Records shown:
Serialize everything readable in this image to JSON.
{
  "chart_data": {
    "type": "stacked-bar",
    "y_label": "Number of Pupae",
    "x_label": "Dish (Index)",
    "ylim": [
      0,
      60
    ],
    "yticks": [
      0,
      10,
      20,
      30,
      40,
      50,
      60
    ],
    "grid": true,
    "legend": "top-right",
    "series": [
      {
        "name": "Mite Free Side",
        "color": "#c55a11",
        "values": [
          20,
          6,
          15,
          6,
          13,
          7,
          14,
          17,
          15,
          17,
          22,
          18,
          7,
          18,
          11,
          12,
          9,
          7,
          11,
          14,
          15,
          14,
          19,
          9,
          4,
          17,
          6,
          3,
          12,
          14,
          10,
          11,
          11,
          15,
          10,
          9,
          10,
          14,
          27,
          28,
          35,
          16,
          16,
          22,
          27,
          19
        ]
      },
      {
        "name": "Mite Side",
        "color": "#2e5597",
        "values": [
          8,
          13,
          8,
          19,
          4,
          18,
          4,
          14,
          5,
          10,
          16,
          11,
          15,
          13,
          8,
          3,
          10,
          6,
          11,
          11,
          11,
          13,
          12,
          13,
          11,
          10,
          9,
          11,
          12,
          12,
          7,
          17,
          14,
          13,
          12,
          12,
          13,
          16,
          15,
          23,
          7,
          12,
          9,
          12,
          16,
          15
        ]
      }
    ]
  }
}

Written request:
Nothing should be left out: return all of the records exactly.

Written response:
Serialize everything readable in this image to JSON.
{
  "chart_data": {
    "type": "stacked-bar",
    "y_label": "Number of Pupae",
    "x_label": "Dish (Index)",
    "ylim": [
      0,
      60
    ],
    "yticks": [
      0,
      10,
      20,
      30,
      40,
      50,
      60
    ],
    "grid": true,
    "legend": "top-right",
    "series": [
      {
        "name": "Mite Free Side",
        "color": "#c55a11",
        "values": [
          20,
          6,
          15,
          6,
          13,
          7,
          14,
          17,
          15,
          17,
          22,
          18,
          7,
          18,
          11,
          12,
          9,
          7,
          11,
          14,
          15,
          14,
          19,
          9,
          4,
          17,
          6,
          3,
          12,
          14,
          10,
          11,
          11,
          15,
          10,
          9,
          10,
          14,
          27,
          28,
          35,
          16,
          16,
          22,
          27,
          19
        ]
      },
      {
        "name": "Mite Side",
        "color": "#2e5597",
        "values": [
          8,
          13,
          8,
          19,
          4,
          18,
          4,
          14,
          5,
          10,
          16,
          11,
          15,
          13,
          8,
          3,
          10,
          6,
          11,
          11,
          11,
          13,
          12,
          13,
          11,
          10,
          9,
          11,
          12,
          12,
          7,
          17,
          14,
          13,
          12,
          12,
          13,
          16,
          15,
          23,
          7,
          12,
          9,
          12,
          16,
          15
        ]
      }
    ]
  }
}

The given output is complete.